- [Set exercise]:
Below is a listing. Gather each line of it that contains "Ngày".

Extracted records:
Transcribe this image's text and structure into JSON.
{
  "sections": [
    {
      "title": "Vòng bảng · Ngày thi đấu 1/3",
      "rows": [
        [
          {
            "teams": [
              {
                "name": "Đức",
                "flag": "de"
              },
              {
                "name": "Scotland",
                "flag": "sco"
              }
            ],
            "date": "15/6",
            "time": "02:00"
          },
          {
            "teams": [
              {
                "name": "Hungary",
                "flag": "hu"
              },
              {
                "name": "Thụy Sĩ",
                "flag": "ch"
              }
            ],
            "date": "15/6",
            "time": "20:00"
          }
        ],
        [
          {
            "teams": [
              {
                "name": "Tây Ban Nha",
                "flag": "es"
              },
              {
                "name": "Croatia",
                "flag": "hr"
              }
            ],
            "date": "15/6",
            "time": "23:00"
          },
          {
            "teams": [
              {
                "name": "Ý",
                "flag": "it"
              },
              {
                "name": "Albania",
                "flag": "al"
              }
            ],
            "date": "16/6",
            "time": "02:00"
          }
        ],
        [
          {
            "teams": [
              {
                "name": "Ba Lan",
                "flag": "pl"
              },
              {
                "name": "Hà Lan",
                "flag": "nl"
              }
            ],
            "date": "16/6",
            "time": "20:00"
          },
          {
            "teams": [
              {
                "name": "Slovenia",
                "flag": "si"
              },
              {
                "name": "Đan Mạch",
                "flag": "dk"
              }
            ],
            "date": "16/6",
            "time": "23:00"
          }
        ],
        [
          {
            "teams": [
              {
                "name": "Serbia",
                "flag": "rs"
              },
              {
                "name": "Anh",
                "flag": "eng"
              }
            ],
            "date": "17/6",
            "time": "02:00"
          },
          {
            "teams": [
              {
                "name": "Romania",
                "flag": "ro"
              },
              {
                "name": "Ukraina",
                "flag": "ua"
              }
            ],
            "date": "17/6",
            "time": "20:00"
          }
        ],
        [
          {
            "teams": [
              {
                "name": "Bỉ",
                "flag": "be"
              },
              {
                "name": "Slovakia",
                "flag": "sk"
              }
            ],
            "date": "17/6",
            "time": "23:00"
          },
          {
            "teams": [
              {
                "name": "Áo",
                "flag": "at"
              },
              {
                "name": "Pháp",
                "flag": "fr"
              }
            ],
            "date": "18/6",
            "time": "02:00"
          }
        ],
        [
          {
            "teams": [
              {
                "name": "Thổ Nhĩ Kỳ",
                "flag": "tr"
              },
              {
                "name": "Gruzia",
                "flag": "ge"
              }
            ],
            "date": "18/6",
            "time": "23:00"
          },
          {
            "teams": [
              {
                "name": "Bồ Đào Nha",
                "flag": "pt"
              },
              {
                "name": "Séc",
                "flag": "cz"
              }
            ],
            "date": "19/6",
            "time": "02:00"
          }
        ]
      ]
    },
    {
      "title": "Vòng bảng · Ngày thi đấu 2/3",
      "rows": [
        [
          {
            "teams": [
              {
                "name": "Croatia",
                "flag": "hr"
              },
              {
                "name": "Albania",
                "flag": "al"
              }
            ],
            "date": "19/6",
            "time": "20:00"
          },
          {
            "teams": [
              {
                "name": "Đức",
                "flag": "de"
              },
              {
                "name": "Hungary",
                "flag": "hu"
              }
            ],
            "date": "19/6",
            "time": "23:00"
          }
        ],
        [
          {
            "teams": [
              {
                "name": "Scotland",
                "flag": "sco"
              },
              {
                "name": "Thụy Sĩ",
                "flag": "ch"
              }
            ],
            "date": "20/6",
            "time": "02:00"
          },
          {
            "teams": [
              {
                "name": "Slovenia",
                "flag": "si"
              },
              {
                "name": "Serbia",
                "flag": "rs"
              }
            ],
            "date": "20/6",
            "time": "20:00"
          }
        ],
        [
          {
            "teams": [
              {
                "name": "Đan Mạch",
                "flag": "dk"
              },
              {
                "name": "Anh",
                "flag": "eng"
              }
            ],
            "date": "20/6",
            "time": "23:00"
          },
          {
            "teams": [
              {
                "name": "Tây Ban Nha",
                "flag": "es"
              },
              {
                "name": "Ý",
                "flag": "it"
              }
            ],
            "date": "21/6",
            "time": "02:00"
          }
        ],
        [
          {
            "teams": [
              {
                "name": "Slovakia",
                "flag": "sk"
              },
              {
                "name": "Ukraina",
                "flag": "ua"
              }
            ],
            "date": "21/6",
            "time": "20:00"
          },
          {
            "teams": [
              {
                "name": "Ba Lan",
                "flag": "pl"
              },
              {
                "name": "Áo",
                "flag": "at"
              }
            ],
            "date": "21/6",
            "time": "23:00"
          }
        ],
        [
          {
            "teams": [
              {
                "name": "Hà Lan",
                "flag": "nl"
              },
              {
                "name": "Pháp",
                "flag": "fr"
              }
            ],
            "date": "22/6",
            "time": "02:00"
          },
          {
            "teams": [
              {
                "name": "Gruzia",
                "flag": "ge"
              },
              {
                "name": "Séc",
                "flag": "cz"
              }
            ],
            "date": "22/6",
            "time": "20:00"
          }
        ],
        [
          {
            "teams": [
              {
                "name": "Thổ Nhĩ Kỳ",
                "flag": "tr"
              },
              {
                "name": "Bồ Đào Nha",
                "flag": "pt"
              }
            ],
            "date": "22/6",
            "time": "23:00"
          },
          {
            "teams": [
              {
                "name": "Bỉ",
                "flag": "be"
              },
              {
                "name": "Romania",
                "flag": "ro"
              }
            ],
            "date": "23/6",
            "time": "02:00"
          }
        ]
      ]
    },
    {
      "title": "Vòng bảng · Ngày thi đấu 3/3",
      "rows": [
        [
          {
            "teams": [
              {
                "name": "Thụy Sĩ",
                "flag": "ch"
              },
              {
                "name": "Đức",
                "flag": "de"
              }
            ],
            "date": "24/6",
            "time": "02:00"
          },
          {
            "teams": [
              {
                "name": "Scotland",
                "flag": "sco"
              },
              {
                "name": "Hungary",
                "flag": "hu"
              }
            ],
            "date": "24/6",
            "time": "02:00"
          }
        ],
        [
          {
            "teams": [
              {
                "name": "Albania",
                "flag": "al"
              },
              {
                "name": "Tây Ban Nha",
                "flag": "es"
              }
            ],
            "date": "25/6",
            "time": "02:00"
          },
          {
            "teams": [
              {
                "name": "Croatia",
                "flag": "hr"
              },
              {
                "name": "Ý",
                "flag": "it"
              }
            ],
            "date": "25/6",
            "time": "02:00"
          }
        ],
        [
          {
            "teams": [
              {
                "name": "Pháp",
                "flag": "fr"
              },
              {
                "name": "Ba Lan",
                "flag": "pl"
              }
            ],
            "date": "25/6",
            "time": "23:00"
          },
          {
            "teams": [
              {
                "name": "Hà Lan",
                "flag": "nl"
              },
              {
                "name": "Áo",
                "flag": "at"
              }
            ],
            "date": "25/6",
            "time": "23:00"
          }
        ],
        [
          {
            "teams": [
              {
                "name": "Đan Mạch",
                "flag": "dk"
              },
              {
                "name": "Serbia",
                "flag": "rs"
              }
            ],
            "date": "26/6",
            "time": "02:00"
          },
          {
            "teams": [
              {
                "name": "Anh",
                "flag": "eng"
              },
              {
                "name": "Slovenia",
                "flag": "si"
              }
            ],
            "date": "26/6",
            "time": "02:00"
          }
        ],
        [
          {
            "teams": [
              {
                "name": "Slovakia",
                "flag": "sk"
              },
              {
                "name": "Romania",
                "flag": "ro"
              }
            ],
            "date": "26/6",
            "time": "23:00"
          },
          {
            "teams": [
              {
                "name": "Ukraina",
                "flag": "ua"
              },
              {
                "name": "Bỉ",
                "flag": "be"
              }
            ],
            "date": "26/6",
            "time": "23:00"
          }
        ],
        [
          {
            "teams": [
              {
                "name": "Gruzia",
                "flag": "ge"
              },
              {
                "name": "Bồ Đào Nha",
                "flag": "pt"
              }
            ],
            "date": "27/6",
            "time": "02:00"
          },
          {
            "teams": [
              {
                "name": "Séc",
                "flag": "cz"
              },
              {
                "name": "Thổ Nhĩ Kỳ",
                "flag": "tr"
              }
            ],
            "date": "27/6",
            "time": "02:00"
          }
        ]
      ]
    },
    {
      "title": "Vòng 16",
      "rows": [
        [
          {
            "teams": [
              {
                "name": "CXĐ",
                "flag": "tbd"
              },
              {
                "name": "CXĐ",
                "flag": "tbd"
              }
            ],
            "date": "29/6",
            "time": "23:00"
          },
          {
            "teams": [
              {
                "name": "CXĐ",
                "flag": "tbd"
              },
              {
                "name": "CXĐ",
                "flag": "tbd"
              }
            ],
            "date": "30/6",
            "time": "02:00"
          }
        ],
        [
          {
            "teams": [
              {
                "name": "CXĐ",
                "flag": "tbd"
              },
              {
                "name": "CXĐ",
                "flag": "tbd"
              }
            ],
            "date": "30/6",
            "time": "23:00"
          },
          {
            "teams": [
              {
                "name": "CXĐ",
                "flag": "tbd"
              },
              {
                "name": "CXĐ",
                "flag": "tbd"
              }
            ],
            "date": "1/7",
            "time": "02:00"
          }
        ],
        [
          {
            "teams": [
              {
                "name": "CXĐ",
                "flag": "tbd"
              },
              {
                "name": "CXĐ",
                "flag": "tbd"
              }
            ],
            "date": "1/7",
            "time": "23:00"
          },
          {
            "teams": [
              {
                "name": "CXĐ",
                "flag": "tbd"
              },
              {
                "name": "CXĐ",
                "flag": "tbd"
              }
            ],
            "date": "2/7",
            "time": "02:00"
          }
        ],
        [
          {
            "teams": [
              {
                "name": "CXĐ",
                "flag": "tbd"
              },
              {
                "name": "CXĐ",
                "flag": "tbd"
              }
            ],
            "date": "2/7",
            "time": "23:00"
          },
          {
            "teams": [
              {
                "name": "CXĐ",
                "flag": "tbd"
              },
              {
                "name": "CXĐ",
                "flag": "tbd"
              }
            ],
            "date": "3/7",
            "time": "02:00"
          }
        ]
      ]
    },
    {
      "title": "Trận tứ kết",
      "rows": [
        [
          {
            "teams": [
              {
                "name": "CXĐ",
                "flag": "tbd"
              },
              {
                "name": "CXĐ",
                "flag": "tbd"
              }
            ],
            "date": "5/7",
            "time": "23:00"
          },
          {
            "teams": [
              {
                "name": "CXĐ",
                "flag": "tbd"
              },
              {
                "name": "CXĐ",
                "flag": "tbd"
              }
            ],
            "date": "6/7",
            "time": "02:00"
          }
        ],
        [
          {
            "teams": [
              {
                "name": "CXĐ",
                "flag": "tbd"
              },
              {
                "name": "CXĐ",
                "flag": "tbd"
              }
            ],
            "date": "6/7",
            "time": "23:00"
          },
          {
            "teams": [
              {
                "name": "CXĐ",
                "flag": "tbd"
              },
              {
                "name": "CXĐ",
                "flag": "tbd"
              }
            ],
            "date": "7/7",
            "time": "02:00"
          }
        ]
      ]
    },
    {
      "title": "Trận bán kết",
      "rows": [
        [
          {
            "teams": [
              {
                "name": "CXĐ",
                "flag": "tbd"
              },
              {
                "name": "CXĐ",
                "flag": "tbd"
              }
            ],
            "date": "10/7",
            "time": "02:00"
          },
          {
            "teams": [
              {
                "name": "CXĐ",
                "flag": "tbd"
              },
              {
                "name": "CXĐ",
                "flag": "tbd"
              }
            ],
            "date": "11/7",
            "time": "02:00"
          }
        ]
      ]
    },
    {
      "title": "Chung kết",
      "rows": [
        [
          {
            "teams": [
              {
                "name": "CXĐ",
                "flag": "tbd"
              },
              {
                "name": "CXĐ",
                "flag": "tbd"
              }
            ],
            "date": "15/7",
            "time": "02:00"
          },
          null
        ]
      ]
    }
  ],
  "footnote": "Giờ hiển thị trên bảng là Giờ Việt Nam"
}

- [Answer to this problem]:
      "title": "Vòng bảng · Ngày thi đấu 1/3",
      "title": "Vòng bảng · Ngày thi đấu 2/3",
      "title": "Vòng bảng · Ngày thi đấu 3/3",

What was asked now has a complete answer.